**TASK DETAILS**
Output the material below in full, exactly as it is.

**WORKING DATA**
+ + +

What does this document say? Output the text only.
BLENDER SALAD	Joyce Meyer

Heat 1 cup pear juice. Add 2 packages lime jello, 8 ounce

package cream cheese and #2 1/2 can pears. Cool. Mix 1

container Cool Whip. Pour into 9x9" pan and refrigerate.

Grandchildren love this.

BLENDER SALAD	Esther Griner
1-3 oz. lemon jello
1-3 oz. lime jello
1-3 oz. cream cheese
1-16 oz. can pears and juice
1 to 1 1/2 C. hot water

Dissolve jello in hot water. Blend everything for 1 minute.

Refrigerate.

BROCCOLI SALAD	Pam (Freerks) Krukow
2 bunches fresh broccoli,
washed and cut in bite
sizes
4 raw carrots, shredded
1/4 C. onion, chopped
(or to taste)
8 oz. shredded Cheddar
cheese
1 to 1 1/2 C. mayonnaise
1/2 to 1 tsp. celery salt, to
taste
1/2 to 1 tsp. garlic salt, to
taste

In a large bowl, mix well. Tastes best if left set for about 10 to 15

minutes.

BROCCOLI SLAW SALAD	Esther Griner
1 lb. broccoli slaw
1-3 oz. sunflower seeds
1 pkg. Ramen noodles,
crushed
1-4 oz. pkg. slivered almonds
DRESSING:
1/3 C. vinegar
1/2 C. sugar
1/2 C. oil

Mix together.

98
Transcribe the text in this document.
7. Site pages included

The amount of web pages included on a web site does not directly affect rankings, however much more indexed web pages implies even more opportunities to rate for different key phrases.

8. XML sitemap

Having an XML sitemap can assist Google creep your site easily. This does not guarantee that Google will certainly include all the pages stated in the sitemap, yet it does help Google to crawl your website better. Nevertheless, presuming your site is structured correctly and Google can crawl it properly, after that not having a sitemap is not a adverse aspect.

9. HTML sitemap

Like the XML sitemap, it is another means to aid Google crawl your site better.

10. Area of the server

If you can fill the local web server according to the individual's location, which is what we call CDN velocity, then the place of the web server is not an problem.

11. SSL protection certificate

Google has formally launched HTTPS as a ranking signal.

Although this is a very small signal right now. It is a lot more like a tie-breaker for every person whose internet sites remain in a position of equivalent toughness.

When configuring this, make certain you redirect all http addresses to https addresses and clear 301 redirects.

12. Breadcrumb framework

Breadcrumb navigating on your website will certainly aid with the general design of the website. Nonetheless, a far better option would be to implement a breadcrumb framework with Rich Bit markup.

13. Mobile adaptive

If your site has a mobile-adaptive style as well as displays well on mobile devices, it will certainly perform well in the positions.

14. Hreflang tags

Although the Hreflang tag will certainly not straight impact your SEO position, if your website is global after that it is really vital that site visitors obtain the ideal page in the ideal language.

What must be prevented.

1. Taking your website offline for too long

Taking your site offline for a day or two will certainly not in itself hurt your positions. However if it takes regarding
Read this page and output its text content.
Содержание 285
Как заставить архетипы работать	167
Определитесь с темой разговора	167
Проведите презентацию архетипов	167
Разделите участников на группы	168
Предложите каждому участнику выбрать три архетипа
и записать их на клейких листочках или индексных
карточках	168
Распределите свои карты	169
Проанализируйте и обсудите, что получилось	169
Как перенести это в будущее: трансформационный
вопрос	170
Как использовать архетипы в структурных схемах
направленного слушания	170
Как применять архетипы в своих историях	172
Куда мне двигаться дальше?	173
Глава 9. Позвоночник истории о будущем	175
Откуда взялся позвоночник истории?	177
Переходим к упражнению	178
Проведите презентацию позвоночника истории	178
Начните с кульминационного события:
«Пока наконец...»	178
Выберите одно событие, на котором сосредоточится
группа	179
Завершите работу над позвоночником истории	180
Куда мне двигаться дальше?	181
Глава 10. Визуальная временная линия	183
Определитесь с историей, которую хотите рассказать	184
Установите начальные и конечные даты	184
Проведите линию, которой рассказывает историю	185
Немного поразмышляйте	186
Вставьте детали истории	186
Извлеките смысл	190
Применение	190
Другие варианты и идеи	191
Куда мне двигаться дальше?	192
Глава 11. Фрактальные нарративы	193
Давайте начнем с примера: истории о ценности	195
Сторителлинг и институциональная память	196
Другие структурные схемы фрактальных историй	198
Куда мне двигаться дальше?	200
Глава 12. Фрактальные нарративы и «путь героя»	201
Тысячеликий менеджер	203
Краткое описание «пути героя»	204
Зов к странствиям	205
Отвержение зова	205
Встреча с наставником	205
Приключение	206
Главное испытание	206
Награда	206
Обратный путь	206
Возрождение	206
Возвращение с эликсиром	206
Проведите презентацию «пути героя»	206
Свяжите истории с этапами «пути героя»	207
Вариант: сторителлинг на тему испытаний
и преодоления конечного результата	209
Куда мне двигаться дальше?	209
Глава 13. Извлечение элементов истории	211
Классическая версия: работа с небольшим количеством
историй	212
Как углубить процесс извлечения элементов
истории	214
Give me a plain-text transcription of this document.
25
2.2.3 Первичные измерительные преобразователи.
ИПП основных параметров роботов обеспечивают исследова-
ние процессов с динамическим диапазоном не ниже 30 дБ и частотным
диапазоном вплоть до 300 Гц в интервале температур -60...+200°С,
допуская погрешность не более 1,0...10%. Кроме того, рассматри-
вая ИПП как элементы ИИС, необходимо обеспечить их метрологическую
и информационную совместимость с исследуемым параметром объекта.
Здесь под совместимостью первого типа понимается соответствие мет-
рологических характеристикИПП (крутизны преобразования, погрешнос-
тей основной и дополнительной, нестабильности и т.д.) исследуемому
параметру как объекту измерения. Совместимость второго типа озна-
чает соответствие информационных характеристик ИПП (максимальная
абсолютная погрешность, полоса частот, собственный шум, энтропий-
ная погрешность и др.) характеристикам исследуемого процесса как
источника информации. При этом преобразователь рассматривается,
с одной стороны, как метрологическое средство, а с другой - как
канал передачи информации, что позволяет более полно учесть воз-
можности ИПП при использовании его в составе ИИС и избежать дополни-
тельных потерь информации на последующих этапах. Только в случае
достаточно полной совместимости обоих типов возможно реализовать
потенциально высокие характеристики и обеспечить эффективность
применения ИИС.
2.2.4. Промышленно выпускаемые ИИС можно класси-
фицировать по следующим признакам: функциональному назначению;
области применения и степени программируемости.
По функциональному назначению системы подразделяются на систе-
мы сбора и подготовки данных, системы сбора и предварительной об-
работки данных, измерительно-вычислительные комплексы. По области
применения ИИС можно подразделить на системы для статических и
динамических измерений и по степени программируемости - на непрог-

+ + +

**TASK RESULT**
What does this document say? Output the text only.
BLENDER SALAD	Joyce Meyer

Heat 1 cup pear juice. Add 2 packages lime jello, 8 ounce

package cream cheese and #2 1/2 can pears. Cool. Mix 1

container Cool Whip. Pour into 9x9" pan and refrigerate.

Grandchildren love this.

BLENDER SALAD	Esther Griner
1-3 oz. lemon jello
1-3 oz. lime jello
1-3 oz. cream cheese
1-16 oz. can pears and juice
1 to 1 1/2 C. hot water

Dissolve jello in hot water. Blend everything for 1 minute.

Refrigerate.

BROCCOLI SALAD	Pam (Freerks) Krukow
2 bunches fresh broccoli,
washed and cut in bite
sizes
4 raw carrots, shredded
1/4 C. onion, chopped
(or to taste)
8 oz. shredded Cheddar
cheese
1 to 1 1/2 C. mayonnaise
1/2 to 1 tsp. celery salt, to
taste
1/2 to 1 tsp. garlic salt, to
taste

In a large bowl, mix well. Tastes best if left set for about 10 to 15

minutes.

BROCCOLI SLAW SALAD	Esther Griner
1 lb. broccoli slaw
1-3 oz. sunflower seeds
1 pkg. Ramen noodles,
crushed
1-4 oz. pkg. slivered almonds
DRESSING:
1/3 C. vinegar
1/2 C. sugar
1/2 C. oil

Mix together.

98
Transcribe the text in this document.
7. Site pages included

The amount of web pages included on a web site does not directly affect rankings, however much more indexed web pages implies even more opportunities to rate for different key phrases.

8. XML sitemap

Having an XML sitemap can assist Google creep your site easily. This does not guarantee that Google will certainly include all the pages stated in the sitemap, yet it does help Google to crawl your website better. Nevertheless, presuming your site is structured correctly and Google can crawl it properly, after that not having a sitemap is not a adverse aspect.

9. HTML sitemap

Like the XML sitemap, it is another means to aid Google crawl your site better.

10. Area of the server

If you can fill the local web server according to the individual's location, which is what we call CDN velocity, then the place of the web server is not an problem.

11. SSL protection certificate

Google has formally launched HTTPS as a ranking signal.

Although this is a very small signal right now. It is a lot more like a tie-breaker for every person whose internet sites remain in a position of equivalent toughness.

When configuring this, make certain you redirect all http addresses to https addresses and clear 301 redirects.

12. Breadcrumb framework

Breadcrumb navigating on your website will certainly aid with the general design of the website. Nonetheless, a far better option would be to implement a breadcrumb framework with Rich Bit markup.

13. Mobile adaptive

If your site has a mobile-adaptive style as well as displays well on mobile devices, it will certainly perform well in the positions.

14. Hreflang tags

Although the Hreflang tag will certainly not straight impact your SEO position, if your website is global after that it is really vital that site visitors obtain the ideal page in the ideal language.

What must be prevented.

1. Taking your website offline for too long

Taking your site offline for a day or two will certainly not in itself hurt your positions. However if it takes regarding
Read this page and output its text content.
Содержание 285
Как заставить архетипы работать	167
Определитесь с темой разговора	167
Проведите презентацию архетипов	167
Разделите участников на группы	168
Предложите каждому участнику выбрать три архетипа
и записать их на клейких листочках или индексных
карточках	168
Распределите свои карты	169
Проанализируйте и обсудите, что получилось	169
Как перенести это в будущее: трансформационный
вопрос	170
Как использовать архетипы в структурных схемах
направленного слушания	170
Как применять архетипы в своих историях	172
Куда мне двигаться дальше?	173
Глава 9. Позвоночник истории о будущем	175
Откуда взялся позвоночник истории?	177
Переходим к упражнению	178
Проведите презентацию позвоночника истории	178
Начните с кульминационного события:
«Пока наконец...»	178
Выберите одно событие, на котором сосредоточится
группа	179
Завершите работу над позвоночником истории	180
Куда мне двигаться дальше?	181
Глава 10. Визуальная временная линия	183
Определитесь с историей, которую хотите рассказать	184
Установите начальные и конечные даты	184
Проведите линию, которой рассказывает историю	185
Немного поразмышляйте	186
Вставьте детали истории	186
Извлеките смысл	190
Применение	190
Другие варианты и идеи	191
Куда мне двигаться дальше?	192
Глава 11. Фрактальные нарративы	193
Давайте начнем с примера: истории о ценности	195
Сторителлинг и институциональная память	196
Другие структурные схемы фрактальных историй	198
Куда мне двигаться дальше?	200
Глава 12. Фрактальные нарративы и «путь героя»	201
Тысячеликий менеджер	203
Краткое описание «пути героя»	204
Зов к странствиям	205
Отвержение зова	205
Встреча с наставником	205
Приключение	206
Главное испытание	206
Награда	206
Обратный путь	206
Возрождение	206
Возвращение с эликсиром	206
Проведите презентацию «пути героя»	206
Свяжите истории с этапами «пути героя»	207
Вариант: сторителлинг на тему испытаний
и преодоления конечного результата	209
Куда мне двигаться дальше?	209
Глава 13. Извлечение элементов истории	211
Классическая версия: работа с небольшим количеством
историй	212
Как углубить процесс извлечения элементов
истории	214
Give me a plain-text transcription of this document.
25
2.2.3 Первичные измерительные преобразователи.
ИПП основных параметров роботов обеспечивают исследова-
ние процессов с динамическим диапазоном не ниже 30 дБ и частотным
диапазоном вплоть до 300 Гц в интервале температур -60...+200°С,
допуская погрешность не более 1,0...10%. Кроме того, рассматри-
вая ИПП как элементы ИИС, необходимо обеспечить их метрологическую
и информационную совместимость с исследуемым параметром объекта.
Здесь под совместимостью первого типа понимается соответствие мет-
рологических характеристикИПП (крутизны преобразования, погрешнос-
тей основной и дополнительной, нестабильности и т.д.) исследуемому
параметру как объекту измерения. Совместимость второго типа озна-
чает соответствие информационных характеристик ИПП (максимальная
абсолютная погрешность, полоса частот, собственный шум, энтропий-
ная погрешность и др.) характеристикам исследуемого процесса как
источника информации. При этом преобразователь рассматривается,
с одной стороны, как метрологическое средство, а с другой - как
канал передачи информации, что позволяет более полно учесть воз-
можности ИПП при использовании его в составе ИИС и избежать дополни-
тельных потерь информации на последующих этапах. Только в случае
достаточно полной совместимости обоих типов возможно реализовать
потенциально высокие характеристики и обеспечить эффективность
применения ИИС.
2.2.4. Промышленно выпускаемые ИИС можно класси-
фицировать по следующим признакам: функциональному назначению;
области применения и степени программируемости.
По функциональному назначению системы подразделяются на систе-
мы сбора и подготовки данных, системы сбора и предварительной об-
работки данных, измерительно-вычислительные комплексы. По области
применения ИИС можно подразделить на системы для статических и
динамических измерений и по степени программируемости - на непрог-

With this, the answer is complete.